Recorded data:
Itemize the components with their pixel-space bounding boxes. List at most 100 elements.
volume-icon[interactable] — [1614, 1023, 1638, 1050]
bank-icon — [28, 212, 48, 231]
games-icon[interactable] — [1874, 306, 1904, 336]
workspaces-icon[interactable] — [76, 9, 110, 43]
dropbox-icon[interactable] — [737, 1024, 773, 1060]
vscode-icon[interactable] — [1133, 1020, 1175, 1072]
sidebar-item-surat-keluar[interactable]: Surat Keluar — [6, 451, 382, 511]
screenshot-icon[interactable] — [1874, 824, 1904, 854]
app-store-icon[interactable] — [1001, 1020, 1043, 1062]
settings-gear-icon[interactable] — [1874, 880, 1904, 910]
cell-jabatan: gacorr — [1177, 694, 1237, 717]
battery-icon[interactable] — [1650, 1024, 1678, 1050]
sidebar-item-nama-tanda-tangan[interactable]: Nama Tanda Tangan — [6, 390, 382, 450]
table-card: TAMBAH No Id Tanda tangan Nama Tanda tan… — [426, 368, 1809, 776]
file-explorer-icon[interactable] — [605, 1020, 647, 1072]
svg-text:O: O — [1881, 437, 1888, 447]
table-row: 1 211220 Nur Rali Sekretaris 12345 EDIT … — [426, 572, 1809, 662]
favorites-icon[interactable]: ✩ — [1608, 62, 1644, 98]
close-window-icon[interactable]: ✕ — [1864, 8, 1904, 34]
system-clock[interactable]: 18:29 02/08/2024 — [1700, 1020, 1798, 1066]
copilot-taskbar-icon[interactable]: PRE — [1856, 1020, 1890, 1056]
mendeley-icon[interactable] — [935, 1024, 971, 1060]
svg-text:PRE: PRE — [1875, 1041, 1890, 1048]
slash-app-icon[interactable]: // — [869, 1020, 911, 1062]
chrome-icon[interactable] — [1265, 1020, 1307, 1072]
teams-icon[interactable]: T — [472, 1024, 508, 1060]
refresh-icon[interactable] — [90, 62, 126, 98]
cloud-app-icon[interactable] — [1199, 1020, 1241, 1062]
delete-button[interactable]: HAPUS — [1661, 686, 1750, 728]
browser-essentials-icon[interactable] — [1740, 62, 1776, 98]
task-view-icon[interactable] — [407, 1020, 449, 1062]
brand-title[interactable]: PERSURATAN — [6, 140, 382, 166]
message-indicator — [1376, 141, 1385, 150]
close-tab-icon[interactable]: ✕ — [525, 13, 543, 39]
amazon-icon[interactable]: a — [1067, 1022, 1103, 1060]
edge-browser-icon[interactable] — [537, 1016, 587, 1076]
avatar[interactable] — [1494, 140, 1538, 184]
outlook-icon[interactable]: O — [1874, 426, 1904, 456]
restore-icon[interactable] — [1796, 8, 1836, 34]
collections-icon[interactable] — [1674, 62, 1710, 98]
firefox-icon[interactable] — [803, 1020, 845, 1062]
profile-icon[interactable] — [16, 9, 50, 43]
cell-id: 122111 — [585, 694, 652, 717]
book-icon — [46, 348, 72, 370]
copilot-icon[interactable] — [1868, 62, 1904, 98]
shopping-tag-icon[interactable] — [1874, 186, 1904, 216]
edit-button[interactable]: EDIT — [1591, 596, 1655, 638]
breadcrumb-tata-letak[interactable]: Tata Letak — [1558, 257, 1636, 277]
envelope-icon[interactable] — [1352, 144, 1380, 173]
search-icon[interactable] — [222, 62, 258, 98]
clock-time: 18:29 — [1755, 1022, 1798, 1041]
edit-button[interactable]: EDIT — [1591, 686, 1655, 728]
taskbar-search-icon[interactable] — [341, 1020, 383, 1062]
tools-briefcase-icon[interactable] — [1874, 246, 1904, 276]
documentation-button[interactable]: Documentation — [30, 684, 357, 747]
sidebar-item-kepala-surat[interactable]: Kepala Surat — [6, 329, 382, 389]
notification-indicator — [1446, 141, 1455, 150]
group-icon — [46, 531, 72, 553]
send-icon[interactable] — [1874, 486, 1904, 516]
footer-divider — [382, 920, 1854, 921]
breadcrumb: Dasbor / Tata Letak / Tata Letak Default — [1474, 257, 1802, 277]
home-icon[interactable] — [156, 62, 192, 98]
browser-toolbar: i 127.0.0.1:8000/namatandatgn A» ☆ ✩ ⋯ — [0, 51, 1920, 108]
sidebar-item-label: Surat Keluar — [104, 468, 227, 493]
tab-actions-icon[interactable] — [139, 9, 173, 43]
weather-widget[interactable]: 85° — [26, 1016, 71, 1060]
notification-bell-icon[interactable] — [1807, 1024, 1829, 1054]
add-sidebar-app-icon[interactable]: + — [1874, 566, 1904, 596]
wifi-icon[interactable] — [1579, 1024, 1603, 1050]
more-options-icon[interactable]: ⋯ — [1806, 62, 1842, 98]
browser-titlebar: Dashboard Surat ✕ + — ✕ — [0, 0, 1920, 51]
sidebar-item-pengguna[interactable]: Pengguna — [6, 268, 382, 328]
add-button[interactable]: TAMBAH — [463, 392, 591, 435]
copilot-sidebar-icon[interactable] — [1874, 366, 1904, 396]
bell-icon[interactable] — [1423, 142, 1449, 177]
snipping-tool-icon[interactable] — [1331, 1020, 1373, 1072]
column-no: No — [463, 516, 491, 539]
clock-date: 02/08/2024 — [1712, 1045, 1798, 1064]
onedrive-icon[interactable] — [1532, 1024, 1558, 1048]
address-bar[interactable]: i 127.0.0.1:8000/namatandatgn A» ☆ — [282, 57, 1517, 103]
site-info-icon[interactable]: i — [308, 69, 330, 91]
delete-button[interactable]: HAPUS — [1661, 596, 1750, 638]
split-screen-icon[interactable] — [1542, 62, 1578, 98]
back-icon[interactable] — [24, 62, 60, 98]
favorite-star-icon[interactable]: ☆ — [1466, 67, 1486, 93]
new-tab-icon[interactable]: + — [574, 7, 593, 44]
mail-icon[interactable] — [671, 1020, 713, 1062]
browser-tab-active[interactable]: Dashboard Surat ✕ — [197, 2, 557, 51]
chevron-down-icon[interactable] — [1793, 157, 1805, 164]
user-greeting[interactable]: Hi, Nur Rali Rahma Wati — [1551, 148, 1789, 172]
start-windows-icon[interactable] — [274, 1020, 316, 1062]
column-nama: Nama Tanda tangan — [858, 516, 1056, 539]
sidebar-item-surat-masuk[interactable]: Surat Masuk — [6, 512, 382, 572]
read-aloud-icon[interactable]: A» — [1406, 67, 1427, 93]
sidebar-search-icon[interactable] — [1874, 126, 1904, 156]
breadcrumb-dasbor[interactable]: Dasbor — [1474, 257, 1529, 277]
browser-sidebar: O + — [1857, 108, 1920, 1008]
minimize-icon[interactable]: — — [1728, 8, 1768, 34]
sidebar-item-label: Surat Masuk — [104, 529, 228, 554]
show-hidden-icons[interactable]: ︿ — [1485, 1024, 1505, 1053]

Problem — Turn the lines of the data, from the first one through the line containing "favorites-icon[interactable]: ✩ —", into a numbered list, skipping any blank lines.

Task output —
1. Itemize the components with their pixel-space bounding boxes. List at most 100 elements.
2. volume-icon[interactable] — [1614, 1023, 1638, 1050]
3. bank-icon — [28, 212, 48, 231]
4. games-icon[interactable] — [1874, 306, 1904, 336]
5. workspaces-icon[interactable] — [76, 9, 110, 43]
6. dropbox-icon[interactable] — [737, 1024, 773, 1060]
7. vscode-icon[interactable] — [1133, 1020, 1175, 1072]
8. sidebar-item-surat-keluar[interactable]: Surat Keluar — [6, 451, 382, 511]
9. screenshot-icon[interactable] — [1874, 824, 1904, 854]
10. app-store-icon[interactable] — [1001, 1020, 1043, 1062]
11. settings-gear-icon[interactable] — [1874, 880, 1904, 910]
12. cell-jabatan: gacorr — [1177, 694, 1237, 717]
13. battery-icon[interactable] — [1650, 1024, 1678, 1050]
14. sidebar-item-nama-tanda-tangan[interactable]: Nama Tanda Tangan — [6, 390, 382, 450]
15. table-card: TAMBAH No Id Tanda tangan Nama Tanda tan… — [426, 368, 1809, 776]
16. file-explorer-icon[interactable] — [605, 1020, 647, 1072]
17. svg-text:O: O — [1881, 437, 1888, 447]
18. table-row: 1 211220 Nur Rali Sekretaris 12345 EDIT … — [426, 572, 1809, 662]
19. favorites-icon[interactable]: ✩ — [1608, 62, 1644, 98]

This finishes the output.